■ Your task ■
Identify all lines in the data containing the string "after". Copy them out.

(Figure dataset records)
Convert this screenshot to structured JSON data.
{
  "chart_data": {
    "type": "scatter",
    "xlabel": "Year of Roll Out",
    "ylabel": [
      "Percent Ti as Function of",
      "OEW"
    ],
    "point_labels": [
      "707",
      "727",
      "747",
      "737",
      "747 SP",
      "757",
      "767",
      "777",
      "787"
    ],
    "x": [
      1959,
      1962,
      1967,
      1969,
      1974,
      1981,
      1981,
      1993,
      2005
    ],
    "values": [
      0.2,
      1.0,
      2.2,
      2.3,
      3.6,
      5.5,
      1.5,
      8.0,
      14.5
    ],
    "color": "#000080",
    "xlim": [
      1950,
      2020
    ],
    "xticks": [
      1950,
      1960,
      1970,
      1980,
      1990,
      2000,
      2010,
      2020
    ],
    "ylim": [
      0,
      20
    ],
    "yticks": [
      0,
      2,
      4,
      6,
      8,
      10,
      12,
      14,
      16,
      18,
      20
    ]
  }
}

--

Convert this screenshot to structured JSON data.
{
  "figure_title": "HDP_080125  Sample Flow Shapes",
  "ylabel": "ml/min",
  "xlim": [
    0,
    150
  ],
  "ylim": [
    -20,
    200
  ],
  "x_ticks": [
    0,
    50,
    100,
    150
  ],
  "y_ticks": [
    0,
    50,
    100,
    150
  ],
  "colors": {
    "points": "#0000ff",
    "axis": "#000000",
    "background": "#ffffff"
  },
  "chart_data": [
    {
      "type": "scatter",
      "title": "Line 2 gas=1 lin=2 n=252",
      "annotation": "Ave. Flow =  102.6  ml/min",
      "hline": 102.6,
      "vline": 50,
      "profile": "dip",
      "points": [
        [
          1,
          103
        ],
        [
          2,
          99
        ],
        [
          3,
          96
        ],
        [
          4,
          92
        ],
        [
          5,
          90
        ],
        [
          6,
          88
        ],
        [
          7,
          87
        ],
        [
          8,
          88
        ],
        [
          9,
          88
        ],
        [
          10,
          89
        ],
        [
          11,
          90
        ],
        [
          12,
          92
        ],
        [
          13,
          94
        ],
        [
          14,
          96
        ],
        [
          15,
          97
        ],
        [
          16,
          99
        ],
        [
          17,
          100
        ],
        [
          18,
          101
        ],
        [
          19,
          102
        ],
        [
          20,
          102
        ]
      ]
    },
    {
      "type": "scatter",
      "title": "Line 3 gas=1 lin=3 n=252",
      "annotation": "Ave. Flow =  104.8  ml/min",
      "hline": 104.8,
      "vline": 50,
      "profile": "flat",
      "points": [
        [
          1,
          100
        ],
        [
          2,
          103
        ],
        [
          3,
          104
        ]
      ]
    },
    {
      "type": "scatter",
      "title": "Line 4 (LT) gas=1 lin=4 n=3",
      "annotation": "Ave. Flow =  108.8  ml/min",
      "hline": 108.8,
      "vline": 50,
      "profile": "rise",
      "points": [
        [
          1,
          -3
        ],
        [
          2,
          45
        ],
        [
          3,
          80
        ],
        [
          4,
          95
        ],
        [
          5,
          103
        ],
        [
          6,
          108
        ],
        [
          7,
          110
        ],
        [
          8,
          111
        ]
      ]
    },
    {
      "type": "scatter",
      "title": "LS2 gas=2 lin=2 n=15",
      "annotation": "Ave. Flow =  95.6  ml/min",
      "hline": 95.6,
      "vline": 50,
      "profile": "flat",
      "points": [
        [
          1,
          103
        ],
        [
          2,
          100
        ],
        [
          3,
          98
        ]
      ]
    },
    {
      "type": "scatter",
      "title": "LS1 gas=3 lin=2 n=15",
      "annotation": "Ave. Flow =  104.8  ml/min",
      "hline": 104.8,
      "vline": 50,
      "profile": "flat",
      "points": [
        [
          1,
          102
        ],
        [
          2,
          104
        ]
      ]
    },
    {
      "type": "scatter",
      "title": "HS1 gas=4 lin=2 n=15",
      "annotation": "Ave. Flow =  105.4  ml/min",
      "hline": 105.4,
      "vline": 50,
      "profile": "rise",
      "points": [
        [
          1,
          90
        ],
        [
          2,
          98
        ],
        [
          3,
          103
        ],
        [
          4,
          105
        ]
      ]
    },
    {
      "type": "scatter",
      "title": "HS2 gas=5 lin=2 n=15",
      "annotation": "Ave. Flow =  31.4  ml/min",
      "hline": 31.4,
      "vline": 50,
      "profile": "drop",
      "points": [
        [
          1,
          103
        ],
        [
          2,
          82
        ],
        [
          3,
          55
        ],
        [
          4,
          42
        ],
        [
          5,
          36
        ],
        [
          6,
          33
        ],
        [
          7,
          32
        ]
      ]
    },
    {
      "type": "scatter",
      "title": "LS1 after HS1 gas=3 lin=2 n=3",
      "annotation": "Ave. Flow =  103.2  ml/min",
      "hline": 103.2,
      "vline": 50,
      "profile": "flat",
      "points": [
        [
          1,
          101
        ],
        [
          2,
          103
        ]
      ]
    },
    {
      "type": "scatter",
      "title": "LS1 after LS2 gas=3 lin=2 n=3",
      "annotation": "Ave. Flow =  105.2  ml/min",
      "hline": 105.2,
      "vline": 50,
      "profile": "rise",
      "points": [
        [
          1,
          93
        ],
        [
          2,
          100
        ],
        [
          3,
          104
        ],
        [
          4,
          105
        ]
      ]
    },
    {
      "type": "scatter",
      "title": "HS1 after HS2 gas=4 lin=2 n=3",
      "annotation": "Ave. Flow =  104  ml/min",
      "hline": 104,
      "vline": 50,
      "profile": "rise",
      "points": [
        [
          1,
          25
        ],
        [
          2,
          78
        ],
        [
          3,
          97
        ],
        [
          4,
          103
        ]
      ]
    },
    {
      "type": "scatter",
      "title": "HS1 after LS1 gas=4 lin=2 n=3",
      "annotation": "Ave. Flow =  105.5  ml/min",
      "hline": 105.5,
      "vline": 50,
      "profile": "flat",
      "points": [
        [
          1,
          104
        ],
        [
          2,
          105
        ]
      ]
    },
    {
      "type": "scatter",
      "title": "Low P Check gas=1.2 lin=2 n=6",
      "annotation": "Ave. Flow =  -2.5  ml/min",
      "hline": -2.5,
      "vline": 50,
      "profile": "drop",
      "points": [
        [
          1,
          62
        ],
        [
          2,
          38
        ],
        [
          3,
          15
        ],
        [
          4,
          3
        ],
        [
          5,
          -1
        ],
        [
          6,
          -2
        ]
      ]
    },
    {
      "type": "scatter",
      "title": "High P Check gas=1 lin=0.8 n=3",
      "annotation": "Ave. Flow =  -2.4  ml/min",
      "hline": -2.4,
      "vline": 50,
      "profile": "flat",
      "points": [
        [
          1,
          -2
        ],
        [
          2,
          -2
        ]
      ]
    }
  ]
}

■ Solution to the exercise ■
      "title": "LS1 after HS1 gas=3 lin=2 n=3",
      "title": "LS1 after LS2 gas=3 lin=2 n=3",
      "title": "HS1 after HS2 gas=4 lin=2 n=3",
      "title": "HS1 after LS1 gas=4 lin=2 n=3",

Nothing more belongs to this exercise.